Task goal: Turn the records from the line with "Output each element" to the line with "y-tick-label: 0.6 [134,414,179,454]" into a Markdown table with the columns Row and Line, skipping any blank lines.

Records:
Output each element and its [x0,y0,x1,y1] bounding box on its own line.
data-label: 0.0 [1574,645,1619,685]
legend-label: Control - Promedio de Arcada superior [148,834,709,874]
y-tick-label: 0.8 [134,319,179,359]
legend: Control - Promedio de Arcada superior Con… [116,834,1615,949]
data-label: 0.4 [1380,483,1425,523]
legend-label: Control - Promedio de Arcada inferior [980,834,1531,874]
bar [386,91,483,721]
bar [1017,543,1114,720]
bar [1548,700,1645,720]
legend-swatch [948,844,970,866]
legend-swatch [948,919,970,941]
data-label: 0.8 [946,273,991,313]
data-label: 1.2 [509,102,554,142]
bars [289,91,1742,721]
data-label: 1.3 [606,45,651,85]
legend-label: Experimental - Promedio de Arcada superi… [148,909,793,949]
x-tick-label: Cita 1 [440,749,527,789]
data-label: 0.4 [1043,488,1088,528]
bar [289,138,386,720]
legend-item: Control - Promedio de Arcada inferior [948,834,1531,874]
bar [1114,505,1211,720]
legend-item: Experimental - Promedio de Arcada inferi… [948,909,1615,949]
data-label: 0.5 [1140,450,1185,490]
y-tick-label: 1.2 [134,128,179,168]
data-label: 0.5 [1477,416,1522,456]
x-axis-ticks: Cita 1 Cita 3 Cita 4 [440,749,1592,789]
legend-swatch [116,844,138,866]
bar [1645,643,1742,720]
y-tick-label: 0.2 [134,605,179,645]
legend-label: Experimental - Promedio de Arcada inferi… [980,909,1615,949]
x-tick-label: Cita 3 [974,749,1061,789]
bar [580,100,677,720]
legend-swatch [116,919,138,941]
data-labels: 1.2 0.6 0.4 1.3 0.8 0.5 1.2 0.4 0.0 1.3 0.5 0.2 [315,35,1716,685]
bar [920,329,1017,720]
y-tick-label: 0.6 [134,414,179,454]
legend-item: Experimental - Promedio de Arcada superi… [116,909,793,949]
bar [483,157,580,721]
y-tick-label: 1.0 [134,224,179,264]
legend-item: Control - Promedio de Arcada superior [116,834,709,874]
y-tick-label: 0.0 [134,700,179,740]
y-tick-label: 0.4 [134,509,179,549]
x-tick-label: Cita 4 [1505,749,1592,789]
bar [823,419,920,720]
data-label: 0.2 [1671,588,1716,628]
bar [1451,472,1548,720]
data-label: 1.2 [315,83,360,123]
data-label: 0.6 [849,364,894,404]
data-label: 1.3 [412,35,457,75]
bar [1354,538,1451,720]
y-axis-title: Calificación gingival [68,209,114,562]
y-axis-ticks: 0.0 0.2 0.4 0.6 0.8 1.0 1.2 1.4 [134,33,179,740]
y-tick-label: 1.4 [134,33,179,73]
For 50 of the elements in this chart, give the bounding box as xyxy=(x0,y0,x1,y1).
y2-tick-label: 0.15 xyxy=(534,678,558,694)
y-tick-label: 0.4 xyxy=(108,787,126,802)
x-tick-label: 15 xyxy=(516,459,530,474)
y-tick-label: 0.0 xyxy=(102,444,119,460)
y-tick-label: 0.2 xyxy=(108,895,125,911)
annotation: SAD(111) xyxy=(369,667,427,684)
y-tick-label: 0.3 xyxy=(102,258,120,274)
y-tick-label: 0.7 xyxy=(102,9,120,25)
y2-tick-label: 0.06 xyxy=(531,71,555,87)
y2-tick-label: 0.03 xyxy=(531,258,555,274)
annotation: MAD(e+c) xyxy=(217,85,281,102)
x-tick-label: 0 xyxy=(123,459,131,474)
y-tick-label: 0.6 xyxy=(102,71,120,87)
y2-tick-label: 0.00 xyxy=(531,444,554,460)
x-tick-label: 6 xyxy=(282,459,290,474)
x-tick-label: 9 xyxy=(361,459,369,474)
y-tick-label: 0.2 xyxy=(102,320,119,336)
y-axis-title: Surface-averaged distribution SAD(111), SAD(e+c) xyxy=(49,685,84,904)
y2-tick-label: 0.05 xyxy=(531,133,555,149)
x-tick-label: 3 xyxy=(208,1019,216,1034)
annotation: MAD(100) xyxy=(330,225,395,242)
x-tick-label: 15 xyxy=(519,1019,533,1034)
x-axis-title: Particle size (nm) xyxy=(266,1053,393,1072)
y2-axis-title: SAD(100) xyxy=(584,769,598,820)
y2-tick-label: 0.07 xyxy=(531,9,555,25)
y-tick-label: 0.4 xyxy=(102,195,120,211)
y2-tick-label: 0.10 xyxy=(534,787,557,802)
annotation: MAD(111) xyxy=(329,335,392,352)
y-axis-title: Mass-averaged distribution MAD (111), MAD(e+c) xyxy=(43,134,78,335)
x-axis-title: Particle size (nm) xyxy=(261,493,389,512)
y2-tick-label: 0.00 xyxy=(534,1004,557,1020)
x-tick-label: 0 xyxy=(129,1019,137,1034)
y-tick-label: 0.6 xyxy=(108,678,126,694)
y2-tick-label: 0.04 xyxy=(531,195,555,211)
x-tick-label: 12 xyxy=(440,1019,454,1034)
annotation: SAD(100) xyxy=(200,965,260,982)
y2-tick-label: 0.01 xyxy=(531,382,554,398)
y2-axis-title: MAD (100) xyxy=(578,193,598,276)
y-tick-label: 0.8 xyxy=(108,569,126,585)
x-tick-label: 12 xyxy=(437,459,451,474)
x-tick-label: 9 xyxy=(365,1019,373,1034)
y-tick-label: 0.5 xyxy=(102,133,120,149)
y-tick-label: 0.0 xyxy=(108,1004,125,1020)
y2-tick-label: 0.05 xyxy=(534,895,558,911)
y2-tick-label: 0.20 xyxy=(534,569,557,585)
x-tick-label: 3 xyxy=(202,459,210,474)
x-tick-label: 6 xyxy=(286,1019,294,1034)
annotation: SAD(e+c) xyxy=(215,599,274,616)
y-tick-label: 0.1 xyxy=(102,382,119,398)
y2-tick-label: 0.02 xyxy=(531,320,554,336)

--

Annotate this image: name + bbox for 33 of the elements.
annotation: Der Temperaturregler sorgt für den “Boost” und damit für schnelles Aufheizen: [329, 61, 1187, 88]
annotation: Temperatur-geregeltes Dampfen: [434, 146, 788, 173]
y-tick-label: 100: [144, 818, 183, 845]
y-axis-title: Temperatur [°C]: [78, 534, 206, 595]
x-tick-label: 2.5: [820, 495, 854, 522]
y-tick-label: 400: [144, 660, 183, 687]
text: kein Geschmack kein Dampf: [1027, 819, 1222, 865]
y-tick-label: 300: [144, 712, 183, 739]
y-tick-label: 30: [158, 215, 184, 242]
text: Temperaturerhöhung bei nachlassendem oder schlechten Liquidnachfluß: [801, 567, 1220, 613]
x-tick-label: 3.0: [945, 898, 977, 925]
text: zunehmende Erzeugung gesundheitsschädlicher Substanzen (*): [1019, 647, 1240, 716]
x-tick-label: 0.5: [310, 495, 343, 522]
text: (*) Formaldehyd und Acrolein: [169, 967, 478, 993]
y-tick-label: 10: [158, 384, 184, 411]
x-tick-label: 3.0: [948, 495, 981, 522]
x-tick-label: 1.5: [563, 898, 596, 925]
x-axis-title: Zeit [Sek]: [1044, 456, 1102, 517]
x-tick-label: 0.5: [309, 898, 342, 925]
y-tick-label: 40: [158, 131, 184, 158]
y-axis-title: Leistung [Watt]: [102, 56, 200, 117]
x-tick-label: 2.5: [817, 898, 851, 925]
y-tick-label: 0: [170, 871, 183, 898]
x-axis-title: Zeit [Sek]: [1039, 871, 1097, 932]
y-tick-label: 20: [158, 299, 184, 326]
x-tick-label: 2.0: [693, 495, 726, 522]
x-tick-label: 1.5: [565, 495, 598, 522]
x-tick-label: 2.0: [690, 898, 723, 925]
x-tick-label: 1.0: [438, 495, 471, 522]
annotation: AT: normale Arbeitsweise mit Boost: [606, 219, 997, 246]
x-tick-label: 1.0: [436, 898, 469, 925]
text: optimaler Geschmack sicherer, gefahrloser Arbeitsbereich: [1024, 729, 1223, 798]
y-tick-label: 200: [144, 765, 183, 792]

Correct answer:
| Row | Line |
|---|---|
| 1 | Output each element and its [x0,y0,x1,y1] bounding box on its own line. |
| 2 | data-label: 0.0 [1574,645,1619,685] |
| 3 | legend-label: Control - Promedio de Arcada superior [148,834,709,874] |
| 4 | y-tick-label: 0.8 [134,319,179,359] |
| 5 | legend: Control - Promedio de Arcada superior Con… [116,834,1615,949] |
| 6 | data-label: 0.4 [1380,483,1425,523] |
| 7 | legend-label: Control - Promedio de Arcada inferior [980,834,1531,874] |
| 8 | bar [386,91,483,721] |
| 9 | bar [1017,543,1114,720] |
| 10 | bar [1548,700,1645,720] |
| 11 | legend-swatch [948,844,970,866] |
| 12 | legend-swatch [948,919,970,941] |
| 13 | data-label: 0.8 [946,273,991,313] |
| 14 | data-label: 1.2 [509,102,554,142] |
| 15 | bars [289,91,1742,721] |
| 16 | data-label: 1.3 [606,45,651,85] |
| 17 | legend-label: Experimental - Promedio de Arcada superi… [148,909,793,949] |
| 18 | x-tick-label: Cita 1 [440,749,527,789] |
| 19 | data-label: 0.4 [1043,488,1088,528] |
| 20 | bar [289,138,386,720] |
| 21 | legend-item: Control - Promedio de Arcada inferior [948,834,1531,874] |
| 22 | bar [1114,505,1211,720] |
| 23 | legend-item: Experimental - Promedio de Arcada inferi… [948,909,1615,949] |
| 24 | data-label: 0.5 [1140,450,1185,490] |
| 25 | y-tick-label: 1.2 [134,128,179,168] |
| 26 | data-label: 0.5 [1477,416,1522,456] |
| 27 | x-axis-ticks: Cita 1 Cita 3 Cita 4 [440,749,1592,789] |
| 28 | legend-swatch [116,844,138,866] |
| 29 | bar [1645,643,1742,720] |
| 30 | y-tick-label: 0.2 [134,605,179,645] |
| 31 | legend-label: Experimental - Promedio de Arcada inferi… [980,909,1615,949] |
| 32 | x-tick-label: Cita 3 [974,749,1061,789] |
| 33 | bar [580,100,677,720] |
| 34 | legend-swatch [116,919,138,941] |
| 35 | data-labels: 1.2 0.6 0.4 1.3 0.8 0.5 1.2 0.4 0.0 1.3 0.5 0.2 [315,35,1716,685] |
| 36 | bar [920,329,1017,720] |
| 37 | y-tick-label: 0.6 [134,414,179,454] |